- _PROMPT_:
Copy every line of the following data that includes the string "Great".

— begin DATASET CONTENT —

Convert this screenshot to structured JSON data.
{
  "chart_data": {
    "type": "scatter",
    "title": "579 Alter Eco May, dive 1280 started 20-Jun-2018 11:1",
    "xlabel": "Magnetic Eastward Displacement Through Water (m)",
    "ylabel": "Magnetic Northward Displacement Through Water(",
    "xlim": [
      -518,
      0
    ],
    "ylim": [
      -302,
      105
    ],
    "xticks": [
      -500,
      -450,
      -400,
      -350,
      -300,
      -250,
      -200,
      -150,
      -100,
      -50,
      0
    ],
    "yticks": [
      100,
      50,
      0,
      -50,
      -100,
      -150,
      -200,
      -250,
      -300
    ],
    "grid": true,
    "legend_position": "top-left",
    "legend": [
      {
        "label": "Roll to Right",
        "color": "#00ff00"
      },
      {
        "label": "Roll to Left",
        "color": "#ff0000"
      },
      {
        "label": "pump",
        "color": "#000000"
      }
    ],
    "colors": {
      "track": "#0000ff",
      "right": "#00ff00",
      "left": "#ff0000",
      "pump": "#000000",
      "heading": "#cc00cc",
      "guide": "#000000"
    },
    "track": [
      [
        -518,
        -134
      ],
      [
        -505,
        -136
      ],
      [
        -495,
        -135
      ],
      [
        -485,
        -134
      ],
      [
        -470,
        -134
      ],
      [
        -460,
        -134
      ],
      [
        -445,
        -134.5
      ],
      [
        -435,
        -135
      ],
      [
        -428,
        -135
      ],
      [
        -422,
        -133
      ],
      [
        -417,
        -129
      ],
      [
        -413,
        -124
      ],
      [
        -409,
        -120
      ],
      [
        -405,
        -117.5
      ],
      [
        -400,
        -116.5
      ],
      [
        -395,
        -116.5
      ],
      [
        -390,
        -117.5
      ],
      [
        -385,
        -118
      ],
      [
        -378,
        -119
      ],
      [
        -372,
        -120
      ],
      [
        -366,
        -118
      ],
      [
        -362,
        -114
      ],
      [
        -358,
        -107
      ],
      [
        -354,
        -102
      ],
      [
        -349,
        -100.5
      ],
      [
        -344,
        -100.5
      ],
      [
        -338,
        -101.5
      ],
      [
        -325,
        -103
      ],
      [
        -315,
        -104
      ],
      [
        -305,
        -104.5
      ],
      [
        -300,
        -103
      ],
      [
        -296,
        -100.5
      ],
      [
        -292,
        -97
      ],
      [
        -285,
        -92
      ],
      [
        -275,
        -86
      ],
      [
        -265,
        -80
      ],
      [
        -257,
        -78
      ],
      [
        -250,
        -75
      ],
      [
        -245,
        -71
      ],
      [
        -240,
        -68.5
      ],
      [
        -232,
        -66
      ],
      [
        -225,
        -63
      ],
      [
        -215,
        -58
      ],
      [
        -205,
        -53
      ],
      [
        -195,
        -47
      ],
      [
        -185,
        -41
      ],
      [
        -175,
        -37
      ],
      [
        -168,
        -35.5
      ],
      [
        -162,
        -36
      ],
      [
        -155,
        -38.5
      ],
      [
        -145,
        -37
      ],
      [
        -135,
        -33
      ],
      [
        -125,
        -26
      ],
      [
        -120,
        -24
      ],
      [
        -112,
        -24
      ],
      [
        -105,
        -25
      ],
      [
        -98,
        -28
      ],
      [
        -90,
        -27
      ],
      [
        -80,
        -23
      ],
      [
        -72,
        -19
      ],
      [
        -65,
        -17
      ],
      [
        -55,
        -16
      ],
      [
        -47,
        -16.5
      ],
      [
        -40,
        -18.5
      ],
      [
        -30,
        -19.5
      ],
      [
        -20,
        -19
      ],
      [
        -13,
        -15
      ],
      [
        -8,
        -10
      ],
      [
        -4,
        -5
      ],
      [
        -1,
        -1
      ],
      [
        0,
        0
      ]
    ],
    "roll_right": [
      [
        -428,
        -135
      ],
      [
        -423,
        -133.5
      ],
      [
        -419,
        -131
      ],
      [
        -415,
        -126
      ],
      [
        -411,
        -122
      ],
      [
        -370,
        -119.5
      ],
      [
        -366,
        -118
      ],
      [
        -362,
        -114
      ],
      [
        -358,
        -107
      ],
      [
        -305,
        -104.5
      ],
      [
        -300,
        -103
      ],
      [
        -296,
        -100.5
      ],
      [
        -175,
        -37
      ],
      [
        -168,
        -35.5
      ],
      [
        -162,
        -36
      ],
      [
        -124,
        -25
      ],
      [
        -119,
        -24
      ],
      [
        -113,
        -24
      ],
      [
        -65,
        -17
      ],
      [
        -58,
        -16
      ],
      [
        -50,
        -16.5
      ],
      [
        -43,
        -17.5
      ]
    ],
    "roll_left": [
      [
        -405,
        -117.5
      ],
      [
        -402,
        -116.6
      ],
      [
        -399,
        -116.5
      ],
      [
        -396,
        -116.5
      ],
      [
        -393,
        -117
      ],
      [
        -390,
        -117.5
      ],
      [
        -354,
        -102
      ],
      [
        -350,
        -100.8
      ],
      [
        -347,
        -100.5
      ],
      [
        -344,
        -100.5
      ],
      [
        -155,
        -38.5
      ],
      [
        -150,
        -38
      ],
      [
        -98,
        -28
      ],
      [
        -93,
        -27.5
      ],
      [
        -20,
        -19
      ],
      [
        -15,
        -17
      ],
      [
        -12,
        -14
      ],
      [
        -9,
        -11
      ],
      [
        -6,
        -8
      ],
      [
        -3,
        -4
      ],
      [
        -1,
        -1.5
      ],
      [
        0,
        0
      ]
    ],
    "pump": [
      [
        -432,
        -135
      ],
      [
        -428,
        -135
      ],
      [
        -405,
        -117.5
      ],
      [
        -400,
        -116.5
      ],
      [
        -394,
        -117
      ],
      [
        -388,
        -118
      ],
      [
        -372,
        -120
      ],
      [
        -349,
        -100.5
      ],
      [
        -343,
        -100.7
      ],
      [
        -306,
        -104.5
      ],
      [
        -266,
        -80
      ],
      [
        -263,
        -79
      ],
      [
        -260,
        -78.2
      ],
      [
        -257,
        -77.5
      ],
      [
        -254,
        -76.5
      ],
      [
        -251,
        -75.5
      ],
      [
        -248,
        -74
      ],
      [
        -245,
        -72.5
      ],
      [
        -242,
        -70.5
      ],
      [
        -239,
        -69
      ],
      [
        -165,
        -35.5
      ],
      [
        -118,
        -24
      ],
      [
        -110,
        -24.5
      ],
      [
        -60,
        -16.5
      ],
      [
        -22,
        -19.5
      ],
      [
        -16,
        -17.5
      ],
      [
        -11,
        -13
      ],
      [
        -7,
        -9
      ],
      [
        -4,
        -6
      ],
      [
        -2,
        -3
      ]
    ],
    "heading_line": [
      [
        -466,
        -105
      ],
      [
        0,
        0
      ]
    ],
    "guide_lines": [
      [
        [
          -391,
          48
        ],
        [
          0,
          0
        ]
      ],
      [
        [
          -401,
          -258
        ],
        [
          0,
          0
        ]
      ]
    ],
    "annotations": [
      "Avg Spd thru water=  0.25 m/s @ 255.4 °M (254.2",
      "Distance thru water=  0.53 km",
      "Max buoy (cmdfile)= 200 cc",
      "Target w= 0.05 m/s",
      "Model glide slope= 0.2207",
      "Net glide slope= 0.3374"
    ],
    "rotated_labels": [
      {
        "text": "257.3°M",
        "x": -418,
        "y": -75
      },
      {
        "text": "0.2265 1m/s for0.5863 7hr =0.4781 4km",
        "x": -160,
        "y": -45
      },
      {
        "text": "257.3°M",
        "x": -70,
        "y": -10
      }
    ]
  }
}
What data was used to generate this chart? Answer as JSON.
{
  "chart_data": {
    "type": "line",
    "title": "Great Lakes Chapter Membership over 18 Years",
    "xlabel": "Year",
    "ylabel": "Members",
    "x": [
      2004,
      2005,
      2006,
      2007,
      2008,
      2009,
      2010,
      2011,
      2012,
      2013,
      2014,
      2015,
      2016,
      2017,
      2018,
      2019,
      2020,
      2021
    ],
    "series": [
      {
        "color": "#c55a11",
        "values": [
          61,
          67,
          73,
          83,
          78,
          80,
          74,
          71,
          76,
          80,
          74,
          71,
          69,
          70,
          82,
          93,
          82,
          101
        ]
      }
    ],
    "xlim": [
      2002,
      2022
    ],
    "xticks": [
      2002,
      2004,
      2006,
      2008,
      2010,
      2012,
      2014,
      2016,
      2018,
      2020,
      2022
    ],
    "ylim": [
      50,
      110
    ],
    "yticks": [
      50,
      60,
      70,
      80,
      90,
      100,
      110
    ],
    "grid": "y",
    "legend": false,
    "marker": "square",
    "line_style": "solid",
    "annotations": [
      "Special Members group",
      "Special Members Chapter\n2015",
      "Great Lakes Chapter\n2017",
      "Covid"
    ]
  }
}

— end DATASET CONTENT —

- _THE REPLY_:
    "title": "Great Lakes Chapter Membership over 18 Years",
      "Great Lakes Chapter\n2017",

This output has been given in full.